Could you print every record below exactly as it appears?

Extracted material:
....
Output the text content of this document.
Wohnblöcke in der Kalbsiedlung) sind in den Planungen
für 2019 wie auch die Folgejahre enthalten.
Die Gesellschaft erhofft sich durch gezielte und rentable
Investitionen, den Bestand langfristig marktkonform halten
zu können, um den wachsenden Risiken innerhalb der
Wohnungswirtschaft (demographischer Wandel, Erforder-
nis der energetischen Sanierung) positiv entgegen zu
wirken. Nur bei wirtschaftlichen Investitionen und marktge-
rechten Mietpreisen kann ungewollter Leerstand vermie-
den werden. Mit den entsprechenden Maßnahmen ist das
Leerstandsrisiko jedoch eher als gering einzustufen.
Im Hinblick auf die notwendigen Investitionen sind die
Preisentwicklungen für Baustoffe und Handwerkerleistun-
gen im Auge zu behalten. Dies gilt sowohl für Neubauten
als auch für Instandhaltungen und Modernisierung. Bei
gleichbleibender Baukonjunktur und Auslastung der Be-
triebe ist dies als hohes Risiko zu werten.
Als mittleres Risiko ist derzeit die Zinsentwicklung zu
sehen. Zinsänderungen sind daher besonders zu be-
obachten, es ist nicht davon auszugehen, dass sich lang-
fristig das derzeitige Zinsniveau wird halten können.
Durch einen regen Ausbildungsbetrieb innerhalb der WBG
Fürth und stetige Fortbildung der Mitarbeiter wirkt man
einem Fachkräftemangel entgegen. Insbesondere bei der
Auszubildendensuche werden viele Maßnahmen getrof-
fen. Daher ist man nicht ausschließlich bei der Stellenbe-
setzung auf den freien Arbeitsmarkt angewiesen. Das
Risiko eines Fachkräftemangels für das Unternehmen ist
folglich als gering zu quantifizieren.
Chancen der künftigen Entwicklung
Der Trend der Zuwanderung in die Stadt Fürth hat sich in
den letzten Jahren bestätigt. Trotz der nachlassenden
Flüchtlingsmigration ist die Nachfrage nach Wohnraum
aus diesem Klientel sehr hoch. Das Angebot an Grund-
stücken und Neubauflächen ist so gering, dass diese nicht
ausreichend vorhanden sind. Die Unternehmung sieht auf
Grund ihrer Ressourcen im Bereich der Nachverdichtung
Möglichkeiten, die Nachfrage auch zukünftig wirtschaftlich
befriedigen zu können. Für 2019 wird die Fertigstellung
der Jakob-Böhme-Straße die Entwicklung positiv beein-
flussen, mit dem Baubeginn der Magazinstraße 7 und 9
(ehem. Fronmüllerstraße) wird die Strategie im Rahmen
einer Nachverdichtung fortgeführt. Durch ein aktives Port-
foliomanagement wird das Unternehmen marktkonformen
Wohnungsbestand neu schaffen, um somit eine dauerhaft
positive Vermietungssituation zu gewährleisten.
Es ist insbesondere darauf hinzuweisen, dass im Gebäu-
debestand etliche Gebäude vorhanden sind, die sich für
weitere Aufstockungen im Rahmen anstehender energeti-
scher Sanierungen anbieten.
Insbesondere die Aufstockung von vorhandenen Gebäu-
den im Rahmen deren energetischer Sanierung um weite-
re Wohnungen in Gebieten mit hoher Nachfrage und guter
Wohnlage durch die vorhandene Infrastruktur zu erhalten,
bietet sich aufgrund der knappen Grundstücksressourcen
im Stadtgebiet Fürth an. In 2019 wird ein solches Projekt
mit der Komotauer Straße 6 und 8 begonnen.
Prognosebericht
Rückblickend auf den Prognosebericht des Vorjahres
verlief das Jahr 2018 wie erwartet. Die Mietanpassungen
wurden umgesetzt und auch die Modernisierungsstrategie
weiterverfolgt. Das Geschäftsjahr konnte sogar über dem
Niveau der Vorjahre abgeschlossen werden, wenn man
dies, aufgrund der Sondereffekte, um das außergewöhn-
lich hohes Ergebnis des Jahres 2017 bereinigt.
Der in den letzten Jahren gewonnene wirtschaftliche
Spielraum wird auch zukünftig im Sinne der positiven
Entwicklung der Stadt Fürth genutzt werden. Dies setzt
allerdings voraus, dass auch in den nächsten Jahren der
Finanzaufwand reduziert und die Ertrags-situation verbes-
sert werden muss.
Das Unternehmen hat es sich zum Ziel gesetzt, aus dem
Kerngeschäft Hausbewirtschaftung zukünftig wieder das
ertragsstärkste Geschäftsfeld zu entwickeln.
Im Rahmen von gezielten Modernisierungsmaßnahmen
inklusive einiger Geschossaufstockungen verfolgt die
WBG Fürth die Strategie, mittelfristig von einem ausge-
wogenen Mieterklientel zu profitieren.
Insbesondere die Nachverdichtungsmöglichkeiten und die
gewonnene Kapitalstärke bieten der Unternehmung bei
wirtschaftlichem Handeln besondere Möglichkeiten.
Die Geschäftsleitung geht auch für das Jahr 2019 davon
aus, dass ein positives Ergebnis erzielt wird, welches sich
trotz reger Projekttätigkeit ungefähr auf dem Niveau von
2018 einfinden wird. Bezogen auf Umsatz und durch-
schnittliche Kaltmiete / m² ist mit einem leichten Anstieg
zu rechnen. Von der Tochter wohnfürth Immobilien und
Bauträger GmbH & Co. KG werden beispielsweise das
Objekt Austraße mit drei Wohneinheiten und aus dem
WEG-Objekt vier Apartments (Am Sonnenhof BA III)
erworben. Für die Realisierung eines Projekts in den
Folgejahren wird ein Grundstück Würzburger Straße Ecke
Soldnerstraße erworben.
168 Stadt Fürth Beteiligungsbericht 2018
....
Written response:
Output the text content of this document.
Wohnblöcke in der Kalbsiedlung) sind in den Planungen
für 2019 wie auch die Folgejahre enthalten.
Die Gesellschaft erhofft sich durch gezielte und rentable
Investitionen, den Bestand langfristig marktkonform halten
zu können, um den wachsenden Risiken innerhalb der
Wohnungswirtschaft (demographischer Wandel, Erforder-
nis der energetischen Sanierung) positiv entgegen zu
wirken. Nur bei wirtschaftlichen Investitionen und marktge-
rechten Mietpreisen kann ungewollter Leerstand vermie-
den werden. Mit den entsprechenden Maßnahmen ist das
Leerstandsrisiko jedoch eher als gering einzustufen.
Im Hinblick auf die notwendigen Investitionen sind die
Preisentwicklungen für Baustoffe und Handwerkerleistun-
gen im Auge zu behalten. Dies gilt sowohl für Neubauten
als auch für Instandhaltungen und Modernisierung. Bei
gleichbleibender Baukonjunktur und Auslastung der Be-
triebe ist dies als hohes Risiko zu werten.
Als mittleres Risiko ist derzeit die Zinsentwicklung zu
sehen. Zinsänderungen sind daher besonders zu be-
obachten, es ist nicht davon auszugehen, dass sich lang-
fristig das derzeitige Zinsniveau wird halten können.
Durch einen regen Ausbildungsbetrieb innerhalb der WBG
Fürth und stetige Fortbildung der Mitarbeiter wirkt man
einem Fachkräftemangel entgegen. Insbesondere bei der
Auszubildendensuche werden viele Maßnahmen getrof-
fen. Daher ist man nicht ausschließlich bei der Stellenbe-
setzung auf den freien Arbeitsmarkt angewiesen. Das
Risiko eines Fachkräftemangels für das Unternehmen ist
folglich als gering zu quantifizieren.
Chancen der künftigen Entwicklung
Der Trend der Zuwanderung in die Stadt Fürth hat sich in
den letzten Jahren bestätigt. Trotz der nachlassenden
Flüchtlingsmigration ist die Nachfrage nach Wohnraum
aus diesem Klientel sehr hoch. Das Angebot an Grund-
stücken und Neubauflächen ist so gering, dass diese nicht
ausreichend vorhanden sind. Die Unternehmung sieht auf
Grund ihrer Ressourcen im Bereich der Nachverdichtung
Möglichkeiten, die Nachfrage auch zukünftig wirtschaftlich
befriedigen zu können. Für 2019 wird die Fertigstellung
der Jakob-Böhme-Straße die Entwicklung positiv beein-
flussen, mit dem Baubeginn der Magazinstraße 7 und 9
(ehem. Fronmüllerstraße) wird die Strategie im Rahmen
einer Nachverdichtung fortgeführt. Durch ein aktives Port-
foliomanagement wird das Unternehmen marktkonformen
Wohnungsbestand neu schaffen, um somit eine dauerhaft
positive Vermietungssituation zu gewährleisten.
Es ist insbesondere darauf hinzuweisen, dass im Gebäu-
debestand etliche Gebäude vorhanden sind, die sich für
weitere Aufstockungen im Rahmen anstehender energeti-
scher Sanierungen anbieten.
Insbesondere die Aufstockung von vorhandenen Gebäu-
den im Rahmen deren energetischer Sanierung um weite-
re Wohnungen in Gebieten mit hoher Nachfrage und guter
Wohnlage durch die vorhandene Infrastruktur zu erhalten,
bietet sich aufgrund der knappen Grundstücksressourcen
im Stadtgebiet Fürth an. In 2019 wird ein solches Projekt
mit der Komotauer Straße 6 und 8 begonnen.
Prognosebericht
Rückblickend auf den Prognosebericht des Vorjahres
verlief das Jahr 2018 wie erwartet. Die Mietanpassungen
wurden umgesetzt und auch die Modernisierungsstrategie
weiterverfolgt. Das Geschäftsjahr konnte sogar über dem
Niveau der Vorjahre abgeschlossen werden, wenn man
dies, aufgrund der Sondereffekte, um das außergewöhn-
lich hohes Ergebnis des Jahres 2017 bereinigt.
Der in den letzten Jahren gewonnene wirtschaftliche
Spielraum wird auch zukünftig im Sinne der positiven
Entwicklung der Stadt Fürth genutzt werden. Dies setzt
allerdings voraus, dass auch in den nächsten Jahren der
Finanzaufwand reduziert und die Ertrags-situation verbes-
sert werden muss.
Das Unternehmen hat es sich zum Ziel gesetzt, aus dem
Kerngeschäft Hausbewirtschaftung zukünftig wieder das
ertragsstärkste Geschäftsfeld zu entwickeln.
Im Rahmen von gezielten Modernisierungsmaßnahmen
inklusive einiger Geschossaufstockungen verfolgt die
WBG Fürth die Strategie, mittelfristig von einem ausge-
wogenen Mieterklientel zu profitieren.
Insbesondere die Nachverdichtungsmöglichkeiten und die
gewonnene Kapitalstärke bieten der Unternehmung bei
wirtschaftlichem Handeln besondere Möglichkeiten.
Die Geschäftsleitung geht auch für das Jahr 2019 davon
aus, dass ein positives Ergebnis erzielt wird, welches sich
trotz reger Projekttätigkeit ungefähr auf dem Niveau von
2018 einfinden wird. Bezogen auf Umsatz und durch-
schnittliche Kaltmiete / m² ist mit einem leichten Anstieg
zu rechnen. Von der Tochter wohnfürth Immobilien und
Bauträger GmbH & Co. KG werden beispielsweise das
Objekt Austraße mit drei Wohneinheiten und aus dem
WEG-Objekt vier Apartments (Am Sonnenhof BA III)
erworben. Für die Realisierung eines Projekts in den
Folgejahren wird ein Grundstück Würzburger Straße Ecke
Soldnerstraße erworben.
168 Stadt Fürth Beteiligungsbericht 2018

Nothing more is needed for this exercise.